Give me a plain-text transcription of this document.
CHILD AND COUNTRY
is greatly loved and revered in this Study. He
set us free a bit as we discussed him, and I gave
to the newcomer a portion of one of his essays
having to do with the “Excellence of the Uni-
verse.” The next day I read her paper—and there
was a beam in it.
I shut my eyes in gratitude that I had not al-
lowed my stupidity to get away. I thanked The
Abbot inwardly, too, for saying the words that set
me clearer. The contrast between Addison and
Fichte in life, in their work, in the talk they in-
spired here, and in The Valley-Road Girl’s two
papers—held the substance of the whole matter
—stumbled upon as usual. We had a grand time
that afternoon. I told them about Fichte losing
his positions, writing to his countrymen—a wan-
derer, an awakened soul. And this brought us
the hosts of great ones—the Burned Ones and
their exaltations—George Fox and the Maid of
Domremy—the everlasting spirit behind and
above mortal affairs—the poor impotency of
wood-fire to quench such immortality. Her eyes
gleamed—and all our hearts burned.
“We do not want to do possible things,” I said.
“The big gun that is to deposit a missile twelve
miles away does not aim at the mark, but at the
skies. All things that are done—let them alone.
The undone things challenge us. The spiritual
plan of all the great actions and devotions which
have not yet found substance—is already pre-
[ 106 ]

----

* WHAT TO PRODUCE *
Transcribe every entry exactly.

* ANSWER TO THIS PROBLEM *
Give me a plain-text transcription of this document.
CHILD AND COUNTRY
is greatly loved and revered in this Study. He
set us free a bit as we discussed him, and I gave
to the newcomer a portion of one of his essays
having to do with the “Excellence of the Uni-
verse.” The next day I read her paper—and there
was a beam in it.
I shut my eyes in gratitude that I had not al-
lowed my stupidity to get away. I thanked The
Abbot inwardly, too, for saying the words that set
me clearer. The contrast between Addison and
Fichte in life, in their work, in the talk they in-
spired here, and in The Valley-Road Girl’s two
papers—held the substance of the whole matter
—stumbled upon as usual. We had a grand time
that afternoon. I told them about Fichte losing
his positions, writing to his countrymen—a wan-
derer, an awakened soul. And this brought us
the hosts of great ones—the Burned Ones and
their exaltations—George Fox and the Maid of
Domremy—the everlasting spirit behind and
above mortal affairs—the poor impotency of
wood-fire to quench such immortality. Her eyes
gleamed—and all our hearts burned.
“We do not want to do possible things,” I said.
“The big gun that is to deposit a missile twelve
miles away does not aim at the mark, but at the
skies. All things that are done—let them alone.
The undone things challenge us. The spiritual
plan of all the great actions and devotions which
have not yet found substance—is already pre-
[ 106 ]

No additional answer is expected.